- [Task goal] Extract each line from the entries below that has the string "frac" in it.

-- Start of Material for the task --

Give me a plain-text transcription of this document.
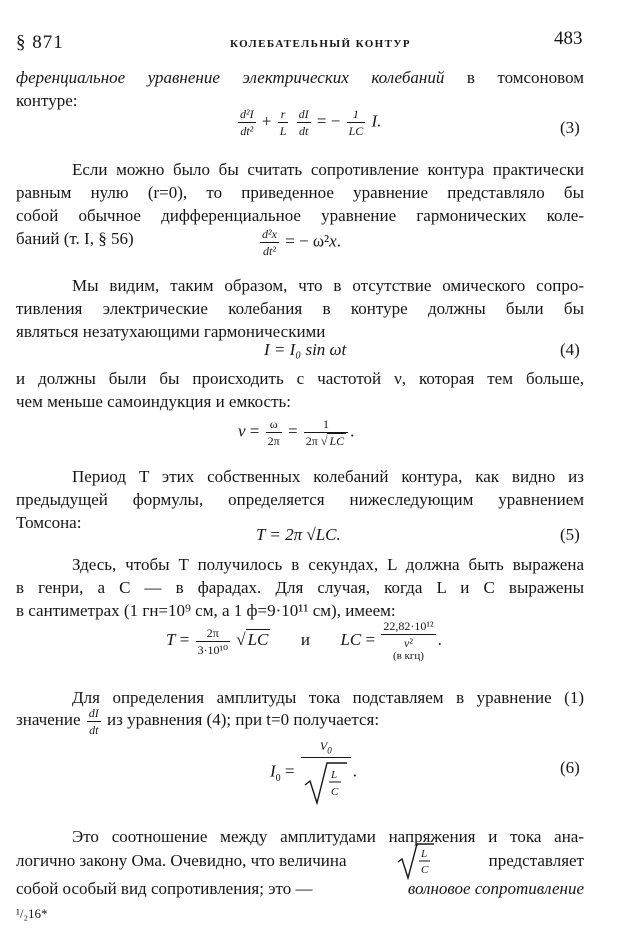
§ 871	КОЛЕБАТЕЛЬНЫЙ КОНТУР	483
ференциальное уравнение электрических колебаний в томсоновом
контуре:
$\frac{\text{d²I}}{\text{dt²}} + \frac{r}{L}$
$\frac{dI}{dt}$ = − $\frac{1}{LC} I$.	(3)
Если можно было бы считать сопротивление контура практически
равным нулю (r=0), то приведенное уравнение представляло бы
собой обычное дифференциальное уравнение гармонических коле-
баний (т. I, § 56)	$\frac{\text{d²x}}{\text{dt²}}$ = − ω²x.
Мы видим, таким образом, что в отсутствие омического сопро-
тивления электрические колебания в контуре должны были бы
являться незатухающими гармоническими
I = I₀ sin ωt	(4)
и должны были бы происходить с частотой ν, которая тем больше,
чем меньше самоиндукция и емкость:
$\nu = \frac{\omega}{2\pi} = \frac{1}{2\pi √ LC}$ .
Период T этих собственных колебаний контура, как видно из
предыдущей формулы, определяется нижеследующим уравнением
Томсона:
T = 2π √LC.	(5)
Здесь, чтобы T получилось в секундах, L должна быть выражена
в генри, а C — в фарадах. Для случая, когда L и C выражены
в сантиметрах (1 гн=10⁹ см, а 1 ф=9·10¹¹ см), имеем:
$T = \frac{2\pi}{\text{3·10¹⁰}}$ √ LC и LC =
22,82·10¹²
ν²
(в кгц)
.
Для определения амплитуды тока подставляем в уравнение (1)
значение $\frac{dI}{dt}$ из уравнения (4); при t=0 получается:
$I_0 = V_0$
L
C .	(6)
Это соотношение между амплитудами напряжения и тока ана-
логично закону Ома. Очевидно, что величина	L
C	представляет
собой особый вид сопротивления; это —	волновое сопротивление
¹/₂16*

-- End of Material for the task --

- [Completed task]
$\frac{\text{d²I}}{\text{dt²}} + \frac{r}{L}$
$\frac{dI}{dt}$ = − $\frac{1}{LC} I$.	(3)
баний (т. I, § 56)	$\frac{\text{d²x}}{\text{dt²}}$ = − ω²x.
$\nu = \frac{\omega}{2\pi} = \frac{1}{2\pi √ LC}$ .
$T = \frac{2\pi}{\text{3·10¹⁰}}$ √ LC и LC =
значение $\frac{dI}{dt}$ из уравнения (4); при t=0 получается:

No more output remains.